Set task ▸ Repeat every line of the material, character for character.

[Begin Records supplied]

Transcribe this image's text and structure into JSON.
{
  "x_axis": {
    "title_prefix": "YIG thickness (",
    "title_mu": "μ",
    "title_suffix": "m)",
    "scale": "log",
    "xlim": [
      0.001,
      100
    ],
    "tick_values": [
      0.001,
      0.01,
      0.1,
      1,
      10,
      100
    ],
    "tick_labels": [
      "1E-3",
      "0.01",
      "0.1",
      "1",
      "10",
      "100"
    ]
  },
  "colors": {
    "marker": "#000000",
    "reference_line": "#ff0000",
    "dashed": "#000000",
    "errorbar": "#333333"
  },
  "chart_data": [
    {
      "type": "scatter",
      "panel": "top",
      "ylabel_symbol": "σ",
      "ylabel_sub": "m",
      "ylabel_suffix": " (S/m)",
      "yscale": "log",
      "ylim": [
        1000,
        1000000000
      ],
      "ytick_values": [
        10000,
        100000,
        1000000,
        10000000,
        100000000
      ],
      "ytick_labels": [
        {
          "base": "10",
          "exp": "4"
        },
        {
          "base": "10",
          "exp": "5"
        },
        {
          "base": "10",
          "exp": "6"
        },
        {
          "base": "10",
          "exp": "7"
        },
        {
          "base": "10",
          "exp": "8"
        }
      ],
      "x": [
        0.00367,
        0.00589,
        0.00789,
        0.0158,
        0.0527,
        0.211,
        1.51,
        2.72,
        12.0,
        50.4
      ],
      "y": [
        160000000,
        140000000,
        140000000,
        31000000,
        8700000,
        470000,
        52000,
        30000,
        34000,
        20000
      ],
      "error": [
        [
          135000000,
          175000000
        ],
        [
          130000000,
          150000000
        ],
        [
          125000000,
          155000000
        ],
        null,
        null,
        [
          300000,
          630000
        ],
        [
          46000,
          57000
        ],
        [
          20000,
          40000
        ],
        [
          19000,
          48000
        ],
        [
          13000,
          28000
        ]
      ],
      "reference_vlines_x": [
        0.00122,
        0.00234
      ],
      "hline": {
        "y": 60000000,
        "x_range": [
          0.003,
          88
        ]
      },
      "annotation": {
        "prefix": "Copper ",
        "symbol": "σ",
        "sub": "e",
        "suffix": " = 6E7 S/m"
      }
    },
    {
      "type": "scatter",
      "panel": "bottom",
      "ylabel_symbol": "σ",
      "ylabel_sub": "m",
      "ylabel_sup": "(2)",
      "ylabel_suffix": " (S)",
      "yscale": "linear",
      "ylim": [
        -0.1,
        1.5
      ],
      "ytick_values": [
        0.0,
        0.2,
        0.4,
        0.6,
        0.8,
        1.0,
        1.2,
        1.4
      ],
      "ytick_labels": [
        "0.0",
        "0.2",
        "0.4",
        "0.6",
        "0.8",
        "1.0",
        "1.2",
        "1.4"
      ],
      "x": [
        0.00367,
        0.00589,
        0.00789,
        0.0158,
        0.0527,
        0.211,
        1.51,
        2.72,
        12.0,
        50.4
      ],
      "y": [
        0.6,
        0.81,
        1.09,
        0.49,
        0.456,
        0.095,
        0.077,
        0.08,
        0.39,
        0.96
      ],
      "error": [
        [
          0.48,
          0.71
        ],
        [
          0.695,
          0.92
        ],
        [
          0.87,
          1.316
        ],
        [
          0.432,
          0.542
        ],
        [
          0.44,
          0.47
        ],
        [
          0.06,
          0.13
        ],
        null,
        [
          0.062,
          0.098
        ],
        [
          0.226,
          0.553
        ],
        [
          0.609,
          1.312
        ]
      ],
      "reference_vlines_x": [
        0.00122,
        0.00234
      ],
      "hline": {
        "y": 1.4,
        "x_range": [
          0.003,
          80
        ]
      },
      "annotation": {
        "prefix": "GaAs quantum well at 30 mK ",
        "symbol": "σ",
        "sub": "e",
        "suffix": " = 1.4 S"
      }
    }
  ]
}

[End Records supplied]

The solution ▸
Transcribe this image's text and structure into JSON.
{
  "x_axis": {
    "title_prefix": "YIG thickness (",
    "title_mu": "μ",
    "title_suffix": "m)",
    "scale": "log",
    "xlim": [
      0.001,
      100
    ],
    "tick_values": [
      0.001,
      0.01,
      0.1,
      1,
      10,
      100
    ],
    "tick_labels": [
      "1E-3",
      "0.01",
      "0.1",
      "1",
      "10",
      "100"
    ]
  },
  "colors": {
    "marker": "#000000",
    "reference_line": "#ff0000",
    "dashed": "#000000",
    "errorbar": "#333333"
  },
  "chart_data": [
    {
      "type": "scatter",
      "panel": "top",
      "ylabel_symbol": "σ",
      "ylabel_sub": "m",
      "ylabel_suffix": " (S/m)",
      "yscale": "log",
      "ylim": [
        1000,
        1000000000
      ],
      "ytick_values": [
        10000,
        100000,
        1000000,
        10000000,
        100000000
      ],
      "ytick_labels": [
        {
          "base": "10",
          "exp": "4"
        },
        {
          "base": "10",
          "exp": "5"
        },
        {
          "base": "10",
          "exp": "6"
        },
        {
          "base": "10",
          "exp": "7"
        },
        {
          "base": "10",
          "exp": "8"
        }
      ],
      "x": [
        0.00367,
        0.00589,
        0.00789,
        0.0158,
        0.0527,
        0.211,
        1.51,
        2.72,
        12.0,
        50.4
      ],
      "y": [
        160000000,
        140000000,
        140000000,
        31000000,
        8700000,
        470000,
        52000,
        30000,
        34000,
        20000
      ],
      "error": [
        [
          135000000,
          175000000
        ],
        [
          130000000,
          150000000
        ],
        [
          125000000,
          155000000
        ],
        null,
        null,
        [
          300000,
          630000
        ],
        [
          46000,
          57000
        ],
        [
          20000,
          40000
        ],
        [
          19000,
          48000
        ],
        [
          13000,
          28000
        ]
      ],
      "reference_vlines_x": [
        0.00122,
        0.00234
      ],
      "hline": {
        "y": 60000000,
        "x_range": [
          0.003,
          88
        ]
      },
      "annotation": {
        "prefix": "Copper ",
        "symbol": "σ",
        "sub": "e",
        "suffix": " = 6E7 S/m"
      }
    },
    {
      "type": "scatter",
      "panel": "bottom",
      "ylabel_symbol": "σ",
      "ylabel_sub": "m",
      "ylabel_sup": "(2)",
      "ylabel_suffix": " (S)",
      "yscale": "linear",
      "ylim": [
        -0.1,
        1.5
      ],
      "ytick_values": [
        0.0,
        0.2,
        0.4,
        0.6,
        0.8,
        1.0,
        1.2,
        1.4
      ],
      "ytick_labels": [
        "0.0",
        "0.2",
        "0.4",
        "0.6",
        "0.8",
        "1.0",
        "1.2",
        "1.4"
      ],
      "x": [
        0.00367,
        0.00589,
        0.00789,
        0.0158,
        0.0527,
        0.211,
        1.51,
        2.72,
        12.0,
        50.4
      ],
      "y": [
        0.6,
        0.81,
        1.09,
        0.49,
        0.456,
        0.095,
        0.077,
        0.08,
        0.39,
        0.96
      ],
      "error": [
        [
          0.48,
          0.71
        ],
        [
          0.695,
          0.92
        ],
        [
          0.87,
          1.316
        ],
        [
          0.432,
          0.542
        ],
        [
          0.44,
          0.47
        ],
        [
          0.06,
          0.13
        ],
        null,
        [
          0.062,
          0.098
        ],
        [
          0.226,
          0.553
        ],
        [
          0.609,
          1.312
        ]
      ],
      "reference_vlines_x": [
        0.00122,
        0.00234
      ],
      "hline": {
        "y": 1.4,
        "x_range": [
          0.003,
          80
        ]
      },
      "annotation": {
        "prefix": "GaAs quantum well at 30 mK ",
        "symbol": "σ",
        "sub": "e",
        "suffix": " = 1.4 S"
      }
    }
  ]
}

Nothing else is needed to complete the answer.